Goal of the exercise: Repeat the data below line for line with no changes, but leave out the pictures.

•••••

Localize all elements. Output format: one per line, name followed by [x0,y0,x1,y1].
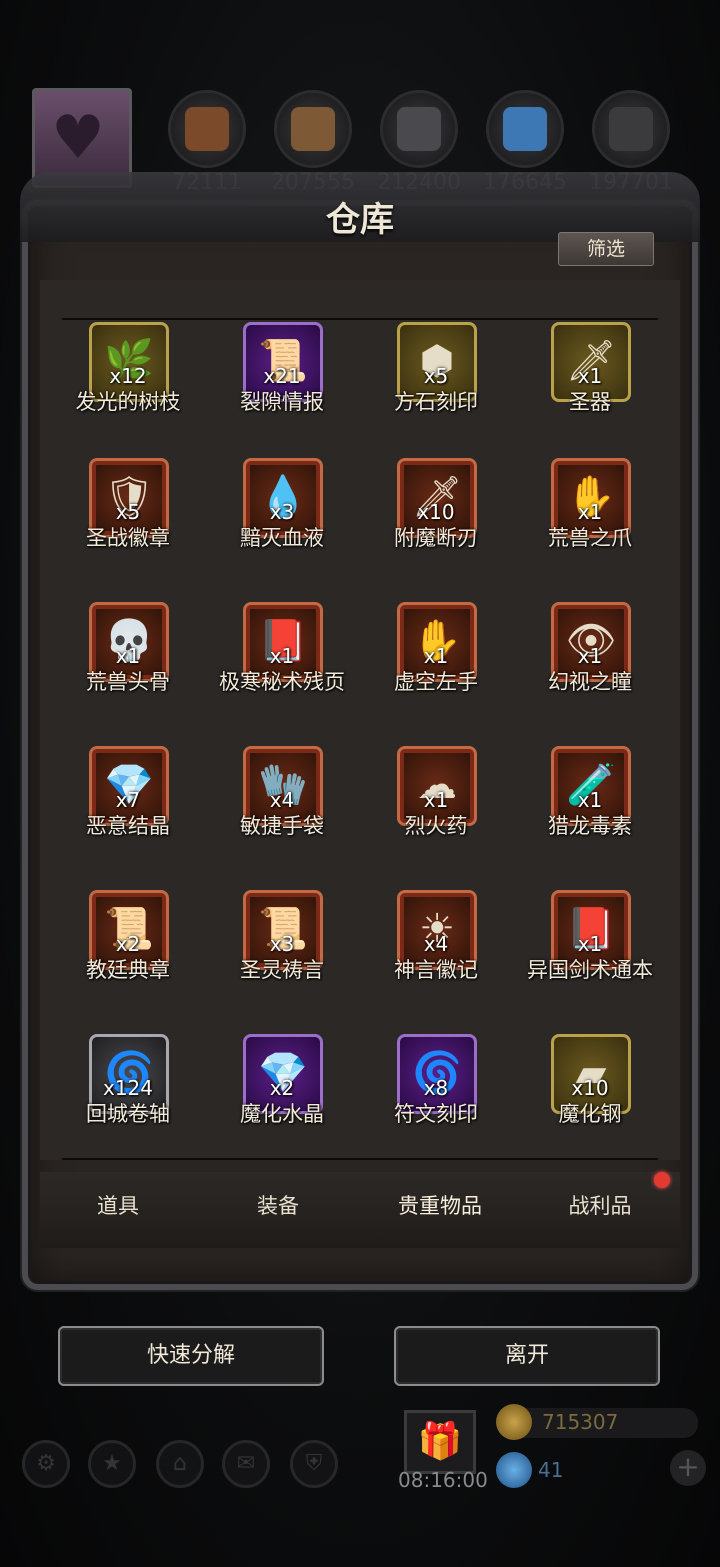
resource-slot[interactable] [274,90,352,168]
leather-icon [185,107,229,151]
item-cell[interactable]: 🌿 x12 发光的树枝 [53,322,203,432]
item-cell[interactable]: ⬢ x5 方石刻印 [361,322,511,432]
item-cell[interactable]: ✋ x1 荒兽之爪 [515,458,665,568]
item-cell[interactable]: 🗡 x1 圣器 [515,322,665,432]
building-icon[interactable]: ⌂ [156,1440,204,1488]
filter-button[interactable]: 筛选 [558,232,654,266]
tab-valuables[interactable]: 贵重物品 [370,1190,510,1220]
item-name: 荒兽之爪 [548,526,632,550]
iron-bar-icon [609,107,653,151]
tab-equipment[interactable]: 装备 [208,1190,348,1220]
mail-icon[interactable]: ✉ [222,1440,270,1488]
item-count: x21 [263,364,301,388]
item-name: 幻视之瞳 [548,670,632,694]
tab-items[interactable]: 道具 [48,1190,188,1220]
item-name: 魔化钢 [558,1102,622,1126]
notification-badge [654,1172,670,1188]
item-count: x1 [269,644,295,668]
item-cell[interactable]: 🧤 x4 敏捷手袋 [207,746,357,856]
item-count: x3 [269,932,295,956]
item-cell[interactable]: 🌀 x8 符文刻印 [361,1034,511,1144]
gear-icon[interactable]: ⚙ [22,1440,70,1488]
item-count: x5 [423,364,449,388]
item-name: 圣器 [569,390,611,414]
crystal-icon [503,107,547,151]
item-cell[interactable]: 💀 x1 荒兽头骨 [53,602,203,712]
item-count: x1 [577,788,603,812]
item-cell[interactable]: ✋ x1 虚空左手 [361,602,511,712]
item-cell[interactable]: 🛡 x5 圣战徽章 [53,458,203,568]
gift-icon[interactable]: 🎁 [404,1410,476,1474]
gift-timer: 08:16:00 [398,1468,488,1492]
item-count: x4 [423,932,449,956]
item-count: x8 [423,1076,449,1100]
gem-icon [496,1452,532,1488]
item-cell[interactable]: ☀ x4 神言徽记 [361,890,511,1000]
tab-loot[interactable]: 战利品 [530,1190,670,1220]
item-cell[interactable]: 💎 x7 恶意结晶 [53,746,203,856]
item-count: x124 [102,1076,153,1100]
resource-slot[interactable] [380,90,458,168]
item-count: x1 [115,644,141,668]
leave-button[interactable]: 离开 [394,1326,660,1386]
item-count: x1 [577,364,603,388]
item-cell[interactable]: 👁 x1 幻视之瞳 [515,602,665,712]
item-count: x4 [269,788,295,812]
item-count: x1 [577,644,603,668]
top-divider [62,318,658,320]
item-count: x10 [571,1076,609,1100]
item-count: x1 [423,644,449,668]
gold-coin-icon [496,1404,532,1440]
item-cell[interactable]: 🌀 x124 回城卷轴 [53,1034,203,1144]
bottom-divider [62,1158,658,1160]
item-cell[interactable]: 📜 x21 裂隙情报 [207,322,357,432]
gold-amount: 715307 [542,1410,619,1434]
warehouse-screen: { "resources": { "portrait_icon": "coupl… [0,0,720,1567]
shield-icon[interactable]: ⛨ [290,1440,338,1488]
item-cell[interactable]: 📕 x1 异国剑术通本 [515,890,665,1000]
item-cell[interactable]: 🧪 x1 猎龙毒素 [515,746,665,856]
item-count: x2 [269,1076,295,1100]
item-count: x5 [115,500,141,524]
item-name: 猎龙毒素 [548,814,632,838]
item-cell[interactable]: 📜 x2 教廷典章 [53,890,203,1000]
item-count: x3 [269,500,295,524]
wood-planks-icon [291,107,335,151]
resource-slot[interactable] [486,90,564,168]
add-currency-button[interactable]: + [670,1450,706,1486]
item-count: x12 [109,364,147,388]
item-count: x1 [577,500,603,524]
item-cell[interactable]: 📕 x1 极寒秘术残页 [207,602,357,712]
item-cell[interactable]: 💎 x2 魔化水晶 [207,1034,357,1144]
couple-portrait-icon: ♥ [51,103,105,173]
item-count: x2 [115,932,141,956]
item-count: x10 [417,500,455,524]
item-name: 异国剑术通本 [527,958,653,982]
item-cell[interactable]: 💧 x3 黯灭血液 [207,458,357,568]
item-count: x7 [115,788,141,812]
item-cell[interactable]: 🗡 x10 附魔断刃 [361,458,511,568]
item-count: x1 [423,788,449,812]
item-cell[interactable]: 📜 x3 圣灵祷言 [207,890,357,1000]
item-cell[interactable]: ☁ x1 烈火药 [361,746,511,856]
item-count: x1 [577,932,603,956]
item-cell[interactable]: ▰ x10 魔化钢 [515,1034,665,1144]
resource-slot[interactable] [592,90,670,168]
gem-amount: 41 [538,1458,564,1482]
star-icon[interactable]: ★ [88,1440,136,1488]
quick-decompose-button[interactable]: 快速分解 [58,1326,324,1386]
metal-ingot-icon [397,107,441,151]
resource-slot[interactable] [168,90,246,168]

•••••

Solution to the exercise:
Localize all elements. Output format: one per line, name followed by [x0,y0,x1,y1].
resource-slot[interactable] [274,90,352,168]
leather-icon [185,107,229,151]
item-cell[interactable]: 🌿 x12 发光的树枝 [53,322,203,432]
item-cell[interactable]: ⬢ x5 方石刻印 [361,322,511,432]
item-cell[interactable]: ✋ x1 荒兽之爪 [515,458,665,568]
item-cell[interactable]: 🗡 x1 圣器 [515,322,665,432]
building-icon[interactable]: ⌂ [156,1440,204,1488]
filter-button[interactable]: 筛选 [558,232,654,266]
tab-valuables[interactable]: 贵重物品 [370,1190,510,1220]
item-name: 荒兽之爪 [548,526,632,550]
iron-bar-icon [609,107,653,151]
tab-equipment[interactable]: 装备 [208,1190,348,1220]
mail-icon[interactable]: ✉ [222,1440,270,1488]
item-count: x21 [263,364,301,388]
item-name: 幻视之瞳 [548,670,632,694]
tab-items[interactable]: 道具 [48,1190,188,1220]
item-name: 魔化钢 [558,1102,622,1126]
notification-badge [654,1172,670,1188]
item-count: x1 [269,644,295,668]
item-cell[interactable]: 🧤 x4 敏捷手袋 [207,746,357,856]
item-count: x3 [269,932,295,956]
item-cell[interactable]: 🌀 x8 符文刻印 [361,1034,511,1144]
gear-icon[interactable]: ⚙ [22,1440,70,1488]
item-count: x5 [423,364,449,388]
item-name: 圣器 [569,390,611,414]
crystal-icon [503,107,547,151]
item-cell[interactable]: 💀 x1 荒兽头骨 [53,602,203,712]
item-count: x1 [577,788,603,812]
item-cell[interactable]: ✋ x1 虚空左手 [361,602,511,712]
item-cell[interactable]: 🛡 x5 圣战徽章 [53,458,203,568]
gift-icon[interactable]: 🎁 [404,1410,476,1474]
gift-timer: 08:16:00 [398,1468,488,1492]
item-count: x4 [423,932,449,956]
item-count: x8 [423,1076,449,1100]
gem-icon [496,1452,532,1488]
item-cell[interactable]: ☀ x4 神言徽记 [361,890,511,1000]
tab-loot[interactable]: 战利品 [530,1190,670,1220]
item-cell[interactable]: 💎 x7 恶意结晶 [53,746,203,856]
item-count: x124 [102,1076,153,1100]
resource-slot[interactable] [380,90,458,168]
item-count: x1 [115,644,141,668]
leave-button[interactable]: 离开 [394,1326,660,1386]
item-count: x1 [577,364,603,388]
item-cell[interactable]: 👁 x1 幻视之瞳 [515,602,665,712]
item-count: x4 [269,788,295,812]
item-count: x1 [577,644,603,668]
top-divider [62,318,658,320]
item-count: x10 [571,1076,609,1100]
item-count: x1 [423,644,449,668]
gold-coin-icon [496,1404,532,1440]
item-cell[interactable]: 🌀 x124 回城卷轴 [53,1034,203,1144]
bottom-divider [62,1158,658,1160]
item-cell[interactable]: 📜 x21 裂隙情报 [207,322,357,432]
gold-amount: 715307 [542,1410,619,1434]
warehouse-screen: { "resources": { "portrait_icon": "coupl… [0,0,720,1567]
shield-icon[interactable]: ⛨ [290,1440,338,1488]
item-cell[interactable]: 📕 x1 异国剑术通本 [515,890,665,1000]
item-cell[interactable]: 🧪 x1 猎龙毒素 [515,746,665,856]
item-count: x2 [269,1076,295,1100]
item-count: x5 [115,500,141,524]
item-name: 猎龙毒素 [548,814,632,838]
item-cell[interactable]: 📜 x2 教廷典章 [53,890,203,1000]
item-count: x3 [269,500,295,524]
wood-planks-icon [291,107,335,151]
resource-slot[interactable] [486,90,564,168]
add-currency-button[interactable]: + [670,1450,706,1486]
item-count: x12 [109,364,147,388]
item-count: x1 [577,500,603,524]
item-cell[interactable]: 📕 x1 极寒秘术残页 [207,602,357,712]
item-cell[interactable]: 💎 x2 魔化水晶 [207,1034,357,1144]
couple-portrait-icon: ♥ [51,103,105,173]
item-count: x2 [115,932,141,956]
item-count: x10 [417,500,455,524]
item-name: 异国剑术通本 [527,958,653,982]
item-cell[interactable]: 💧 x3 黯灭血液 [207,458,357,568]
item-count: x7 [115,788,141,812]
item-cell[interactable]: 🗡 x10 附魔断刃 [361,458,511,568]
item-count: x1 [423,788,449,812]
item-cell[interactable]: 📜 x3 圣灵祷言 [207,890,357,1000]
item-cell[interactable]: ☁ x1 烈火药 [361,746,511,856]
item-count: x1 [577,932,603,956]
item-cell[interactable]: ▰ x10 魔化钢 [515,1034,665,1144]
resource-slot[interactable] [592,90,670,168]
gem-amount: 41 [538,1458,564,1482]
star-icon[interactable]: ★ [88,1440,136,1488]
quick-decompose-button[interactable]: 快速分解 [58,1326,324,1386]
metal-ingot-icon [397,107,441,151]
resource-slot[interactable] [168,90,246,168]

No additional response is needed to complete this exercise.